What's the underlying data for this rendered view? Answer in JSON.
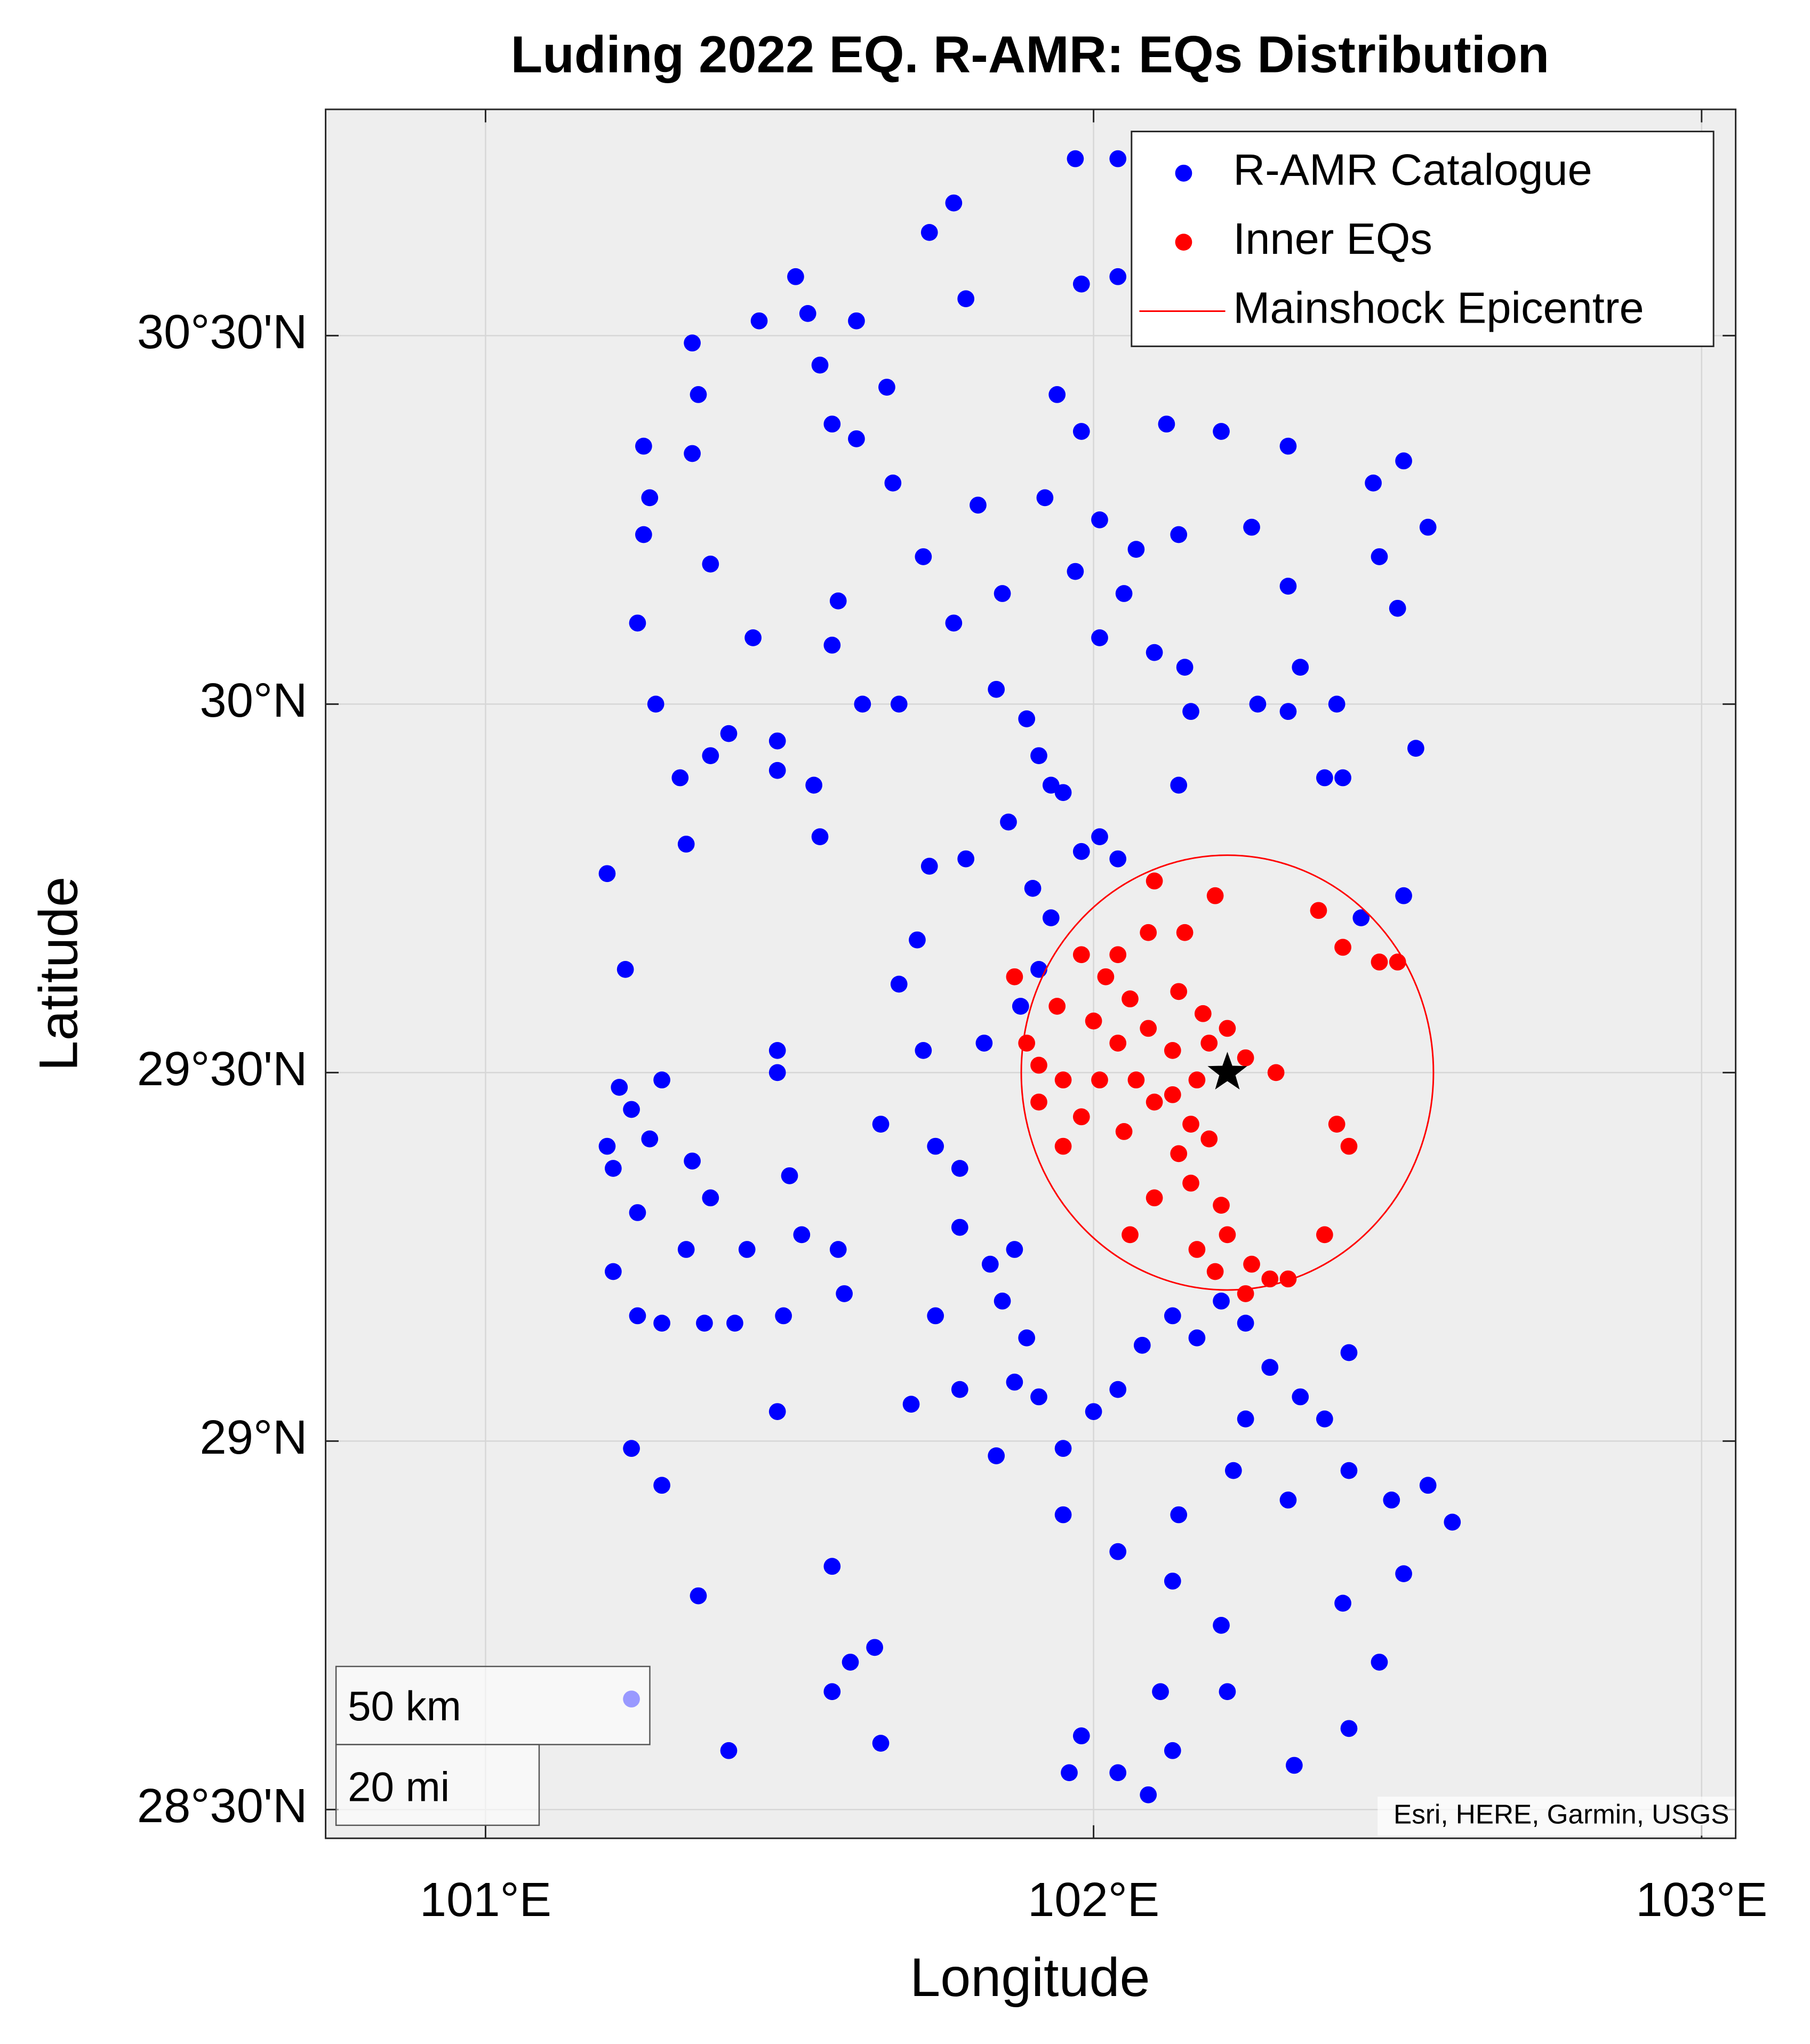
{
  "chart_data": {
    "type": "scatter",
    "title": "Luding 2022 EQ. R-AMR: EQs Distribution",
    "x_label": "Longitude",
    "y_label": "Latitude",
    "xlim": [
      100.737,
      103.056
    ],
    "ylim": [
      28.461,
      30.807
    ],
    "xticks": [
      {
        "value": 101,
        "label": "101°E"
      },
      {
        "value": 102,
        "label": "102°E"
      },
      {
        "value": 103,
        "label": "103°E"
      }
    ],
    "yticks": [
      {
        "value": 28.5,
        "label": "28°30'N"
      },
      {
        "value": 29,
        "label": "29°N"
      },
      {
        "value": 29.5,
        "label": "29°30'N"
      },
      {
        "value": 30,
        "label": "30°N"
      },
      {
        "value": 30.5,
        "label": "30°30'N"
      }
    ],
    "grid": true,
    "legend_loc": "upper right",
    "series": [
      {
        "name": "R-AMR Catalogue",
        "color": "#0000ff",
        "x": [
          101.97,
          102.04,
          101.77,
          101.73,
          101.51,
          101.53,
          101.45,
          101.61,
          101.79,
          101.98,
          102.04,
          101.34,
          101.35,
          101.55,
          101.57,
          101.61,
          101.66,
          101.94,
          101.98,
          102.12,
          102.21,
          102.32,
          102.51,
          102.46,
          101.26,
          101.27,
          101.34,
          101.37,
          101.26,
          101.67,
          101.81,
          101.92,
          102.01,
          102.07,
          102.14,
          101.97,
          102.05,
          102.01,
          102.1,
          102.26,
          102.32,
          102.47,
          102.5,
          102.55,
          101.25,
          101.28,
          101.44,
          101.58,
          101.57,
          101.62,
          101.68,
          101.72,
          101.77,
          101.85,
          101.84,
          101.89,
          101.91,
          101.95,
          102.01,
          102.04,
          101.98,
          101.86,
          101.93,
          102.15,
          102.16,
          102.14,
          102.27,
          102.32,
          102.34,
          102.4,
          102.38,
          102.41,
          102.53,
          101.32,
          101.37,
          101.4,
          101.48,
          101.48,
          101.54,
          101.33,
          101.55,
          101.2,
          101.23,
          101.73,
          101.79,
          101.9,
          101.93,
          101.91,
          101.88,
          101.82,
          101.71,
          101.68,
          101.72,
          101.48,
          101.48,
          102.44,
          102.51,
          101.22,
          101.29,
          101.24,
          101.2,
          101.27,
          101.21,
          101.25,
          101.21,
          101.25,
          101.29,
          101.34,
          101.37,
          101.33,
          101.36,
          101.41,
          101.43,
          101.5,
          101.49,
          101.52,
          101.58,
          101.59,
          101.65,
          101.74,
          101.78,
          101.78,
          101.83,
          101.87,
          101.85,
          101.89,
          101.87,
          101.91,
          101.74,
          101.7,
          101.78,
          101.84,
          101.95,
          102.0,
          102.04,
          102.08,
          102.13,
          102.17,
          102.21,
          102.25,
          102.29,
          102.34,
          102.38,
          102.42,
          102.25,
          102.23,
          102.32,
          102.42,
          102.49,
          102.55,
          102.59,
          102.51,
          102.41,
          102.47,
          102.42,
          102.33,
          102.21,
          102.22,
          102.13,
          102.11,
          102.04,
          101.95,
          101.98,
          101.96,
          102.04,
          102.09,
          102.13,
          101.57,
          101.64,
          101.6,
          101.57,
          101.65,
          101.4,
          101.35,
          101.29,
          101.48,
          101.24,
          102.14,
          101.24
        ],
        "y": [
          30.74,
          30.74,
          30.68,
          30.64,
          30.58,
          30.53,
          30.52,
          30.52,
          30.55,
          30.57,
          30.58,
          30.49,
          30.42,
          30.46,
          30.38,
          30.36,
          30.43,
          30.42,
          30.37,
          30.38,
          30.37,
          30.35,
          30.33,
          30.3,
          30.35,
          30.28,
          30.34,
          30.19,
          30.23,
          30.3,
          30.27,
          30.28,
          30.25,
          30.21,
          30.23,
          30.18,
          30.15,
          30.09,
          30.07,
          30.24,
          30.16,
          30.2,
          30.13,
          30.24,
          30.11,
          30.0,
          30.09,
          30.14,
          30.08,
          30.0,
          30.0,
          30.2,
          30.11,
          30.15,
          30.02,
          29.98,
          29.93,
          29.88,
          29.82,
          29.79,
          29.8,
          29.84,
          29.89,
          30.05,
          29.99,
          29.89,
          30.0,
          29.99,
          30.05,
          30.0,
          29.9,
          29.9,
          29.94,
          29.9,
          29.93,
          29.96,
          29.95,
          29.91,
          29.89,
          29.81,
          29.82,
          29.77,
          29.64,
          29.78,
          29.79,
          29.75,
          29.71,
          29.64,
          29.59,
          29.54,
          29.68,
          29.62,
          29.53,
          29.53,
          29.5,
          29.71,
          29.74,
          29.48,
          29.49,
          29.45,
          29.4,
          29.41,
          29.37,
          29.31,
          29.23,
          29.17,
          29.16,
          29.38,
          29.33,
          29.26,
          29.16,
          29.16,
          29.26,
          29.36,
          29.17,
          29.28,
          29.26,
          29.2,
          29.43,
          29.4,
          29.37,
          29.29,
          29.24,
          29.26,
          29.19,
          29.14,
          29.08,
          29.06,
          29.17,
          29.05,
          29.07,
          28.98,
          28.99,
          29.04,
          29.07,
          29.13,
          29.17,
          29.14,
          29.19,
          29.16,
          29.1,
          29.06,
          29.03,
          29.12,
          29.03,
          28.96,
          28.92,
          28.96,
          28.92,
          28.94,
          28.89,
          28.82,
          28.78,
          28.7,
          28.61,
          28.56,
          28.75,
          28.66,
          28.81,
          28.66,
          28.85,
          28.9,
          28.6,
          28.55,
          28.55,
          28.52,
          28.58,
          28.83,
          28.72,
          28.7,
          28.66,
          28.59,
          28.58,
          28.79,
          28.94,
          29.04,
          28.99,
          28.9,
          28.65
        ]
      },
      {
        "name": "Inner EQs",
        "color": "#ff0000",
        "x": [
          102.1,
          102.2,
          102.37,
          102.41,
          102.47,
          102.5,
          102.09,
          102.15,
          101.98,
          102.02,
          102.06,
          102.14,
          102.18,
          101.94,
          102.0,
          102.04,
          102.09,
          102.13,
          102.19,
          102.22,
          101.91,
          101.95,
          102.01,
          102.07,
          102.13,
          102.17,
          102.25,
          102.3,
          101.91,
          101.98,
          101.95,
          102.05,
          102.1,
          102.16,
          102.14,
          102.19,
          102.4,
          102.42,
          102.1,
          102.16,
          102.21,
          102.17,
          102.22,
          102.26,
          102.2,
          102.29,
          102.32,
          102.25,
          102.06,
          102.38,
          101.89,
          102.04,
          101.87
        ],
        "y": [
          29.76,
          29.74,
          29.72,
          29.67,
          29.65,
          29.65,
          29.69,
          29.69,
          29.66,
          29.63,
          29.6,
          29.61,
          29.58,
          29.59,
          29.57,
          29.54,
          29.56,
          29.53,
          29.54,
          29.56,
          29.51,
          29.49,
          29.49,
          29.49,
          29.47,
          29.49,
          29.52,
          29.5,
          29.46,
          29.44,
          29.4,
          29.42,
          29.46,
          29.43,
          29.39,
          29.41,
          29.43,
          29.4,
          29.33,
          29.35,
          29.32,
          29.26,
          29.28,
          29.24,
          29.23,
          29.22,
          29.22,
          29.2,
          29.28,
          29.28,
          29.54,
          29.66,
          29.63
        ]
      }
    ],
    "mainshock": {
      "name": "Mainshock Epicentre",
      "color": "#ff0000",
      "lon": 102.22,
      "lat": 29.5,
      "radius_deg": 0.295
    },
    "scale_bar": {
      "km_label": "50 km",
      "mi_label": "20 mi"
    },
    "attribution": "Esri, HERE, Garmin, USGS"
  }
}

_What to work on:_
Take the entries shown above and quote them verbatim, passing over the pictures.

_Output of the task:_
What's the underlying data for this rendered view? Answer in JSON.
{
  "chart_data": {
    "type": "scatter",
    "title": "Luding 2022 EQ. R-AMR: EQs Distribution",
    "x_label": "Longitude",
    "y_label": "Latitude",
    "xlim": [
      100.737,
      103.056
    ],
    "ylim": [
      28.461,
      30.807
    ],
    "xticks": [
      {
        "value": 101,
        "label": "101°E"
      },
      {
        "value": 102,
        "label": "102°E"
      },
      {
        "value": 103,
        "label": "103°E"
      }
    ],
    "yticks": [
      {
        "value": 28.5,
        "label": "28°30'N"
      },
      {
        "value": 29,
        "label": "29°N"
      },
      {
        "value": 29.5,
        "label": "29°30'N"
      },
      {
        "value": 30,
        "label": "30°N"
      },
      {
        "value": 30.5,
        "label": "30°30'N"
      }
    ],
    "grid": true,
    "legend_loc": "upper right",
    "series": [
      {
        "name": "R-AMR Catalogue",
        "color": "#0000ff",
        "x": [
          101.97,
          102.04,
          101.77,
          101.73,
          101.51,
          101.53,
          101.45,
          101.61,
          101.79,
          101.98,
          102.04,
          101.34,
          101.35,
          101.55,
          101.57,
          101.61,
          101.66,
          101.94,
          101.98,
          102.12,
          102.21,
          102.32,
          102.51,
          102.46,
          101.26,
          101.27,
          101.34,
          101.37,
          101.26,
          101.67,
          101.81,
          101.92,
          102.01,
          102.07,
          102.14,
          101.97,
          102.05,
          102.01,
          102.1,
          102.26,
          102.32,
          102.47,
          102.5,
          102.55,
          101.25,
          101.28,
          101.44,
          101.58,
          101.57,
          101.62,
          101.68,
          101.72,
          101.77,
          101.85,
          101.84,
          101.89,
          101.91,
          101.95,
          102.01,
          102.04,
          101.98,
          101.86,
          101.93,
          102.15,
          102.16,
          102.14,
          102.27,
          102.32,
          102.34,
          102.4,
          102.38,
          102.41,
          102.53,
          101.32,
          101.37,
          101.4,
          101.48,
          101.48,
          101.54,
          101.33,
          101.55,
          101.2,
          101.23,
          101.73,
          101.79,
          101.9,
          101.93,
          101.91,
          101.88,
          101.82,
          101.71,
          101.68,
          101.72,
          101.48,
          101.48,
          102.44,
          102.51,
          101.22,
          101.29,
          101.24,
          101.2,
          101.27,
          101.21,
          101.25,
          101.21,
          101.25,
          101.29,
          101.34,
          101.37,
          101.33,
          101.36,
          101.41,
          101.43,
          101.5,
          101.49,
          101.52,
          101.58,
          101.59,
          101.65,
          101.74,
          101.78,
          101.78,
          101.83,
          101.87,
          101.85,
          101.89,
          101.87,
          101.91,
          101.74,
          101.7,
          101.78,
          101.84,
          101.95,
          102.0,
          102.04,
          102.08,
          102.13,
          102.17,
          102.21,
          102.25,
          102.29,
          102.34,
          102.38,
          102.42,
          102.25,
          102.23,
          102.32,
          102.42,
          102.49,
          102.55,
          102.59,
          102.51,
          102.41,
          102.47,
          102.42,
          102.33,
          102.21,
          102.22,
          102.13,
          102.11,
          102.04,
          101.95,
          101.98,
          101.96,
          102.04,
          102.09,
          102.13,
          101.57,
          101.64,
          101.6,
          101.57,
          101.65,
          101.4,
          101.35,
          101.29,
          101.48,
          101.24,
          102.14,
          101.24
        ],
        "y": [
          30.74,
          30.74,
          30.68,
          30.64,
          30.58,
          30.53,
          30.52,
          30.52,
          30.55,
          30.57,
          30.58,
          30.49,
          30.42,
          30.46,
          30.38,
          30.36,
          30.43,
          30.42,
          30.37,
          30.38,
          30.37,
          30.35,
          30.33,
          30.3,
          30.35,
          30.28,
          30.34,
          30.19,
          30.23,
          30.3,
          30.27,
          30.28,
          30.25,
          30.21,
          30.23,
          30.18,
          30.15,
          30.09,
          30.07,
          30.24,
          30.16,
          30.2,
          30.13,
          30.24,
          30.11,
          30.0,
          30.09,
          30.14,
          30.08,
          30.0,
          30.0,
          30.2,
          30.11,
          30.15,
          30.02,
          29.98,
          29.93,
          29.88,
          29.82,
          29.79,
          29.8,
          29.84,
          29.89,
          30.05,
          29.99,
          29.89,
          30.0,
          29.99,
          30.05,
          30.0,
          29.9,
          29.9,
          29.94,
          29.9,
          29.93,
          29.96,
          29.95,
          29.91,
          29.89,
          29.81,
          29.82,
          29.77,
          29.64,
          29.78,
          29.79,
          29.75,
          29.71,
          29.64,
          29.59,
          29.54,
          29.68,
          29.62,
          29.53,
          29.53,
          29.5,
          29.71,
          29.74,
          29.48,
          29.49,
          29.45,
          29.4,
          29.41,
          29.37,
          29.31,
          29.23,
          29.17,
          29.16,
          29.38,
          29.33,
          29.26,
          29.16,
          29.16,
          29.26,
          29.36,
          29.17,
          29.28,
          29.26,
          29.2,
          29.43,
          29.4,
          29.37,
          29.29,
          29.24,
          29.26,
          29.19,
          29.14,
          29.08,
          29.06,
          29.17,
          29.05,
          29.07,
          28.98,
          28.99,
          29.04,
          29.07,
          29.13,
          29.17,
          29.14,
          29.19,
          29.16,
          29.1,
          29.06,
          29.03,
          29.12,
          29.03,
          28.96,
          28.92,
          28.96,
          28.92,
          28.94,
          28.89,
          28.82,
          28.78,
          28.7,
          28.61,
          28.56,
          28.75,
          28.66,
          28.81,
          28.66,
          28.85,
          28.9,
          28.6,
          28.55,
          28.55,
          28.52,
          28.58,
          28.83,
          28.72,
          28.7,
          28.66,
          28.59,
          28.58,
          28.79,
          28.94,
          29.04,
          28.99,
          28.9,
          28.65
        ]
      },
      {
        "name": "Inner EQs",
        "color": "#ff0000",
        "x": [
          102.1,
          102.2,
          102.37,
          102.41,
          102.47,
          102.5,
          102.09,
          102.15,
          101.98,
          102.02,
          102.06,
          102.14,
          102.18,
          101.94,
          102.0,
          102.04,
          102.09,
          102.13,
          102.19,
          102.22,
          101.91,
          101.95,
          102.01,
          102.07,
          102.13,
          102.17,
          102.25,
          102.3,
          101.91,
          101.98,
          101.95,
          102.05,
          102.1,
          102.16,
          102.14,
          102.19,
          102.4,
          102.42,
          102.1,
          102.16,
          102.21,
          102.17,
          102.22,
          102.26,
          102.2,
          102.29,
          102.32,
          102.25,
          102.06,
          102.38,
          101.89,
          102.04,
          101.87
        ],
        "y": [
          29.76,
          29.74,
          29.72,
          29.67,
          29.65,
          29.65,
          29.69,
          29.69,
          29.66,
          29.63,
          29.6,
          29.61,
          29.58,
          29.59,
          29.57,
          29.54,
          29.56,
          29.53,
          29.54,
          29.56,
          29.51,
          29.49,
          29.49,
          29.49,
          29.47,
          29.49,
          29.52,
          29.5,
          29.46,
          29.44,
          29.4,
          29.42,
          29.46,
          29.43,
          29.39,
          29.41,
          29.43,
          29.4,
          29.33,
          29.35,
          29.32,
          29.26,
          29.28,
          29.24,
          29.23,
          29.22,
          29.22,
          29.2,
          29.28,
          29.28,
          29.54,
          29.66,
          29.63
        ]
      }
    ],
    "mainshock": {
      "name": "Mainshock Epicentre",
      "color": "#ff0000",
      "lon": 102.22,
      "lat": 29.5,
      "radius_deg": 0.295
    },
    "scale_bar": {
      "km_label": "50 km",
      "mi_label": "20 mi"
    },
    "attribution": "Esri, HERE, Garmin, USGS"
  }
}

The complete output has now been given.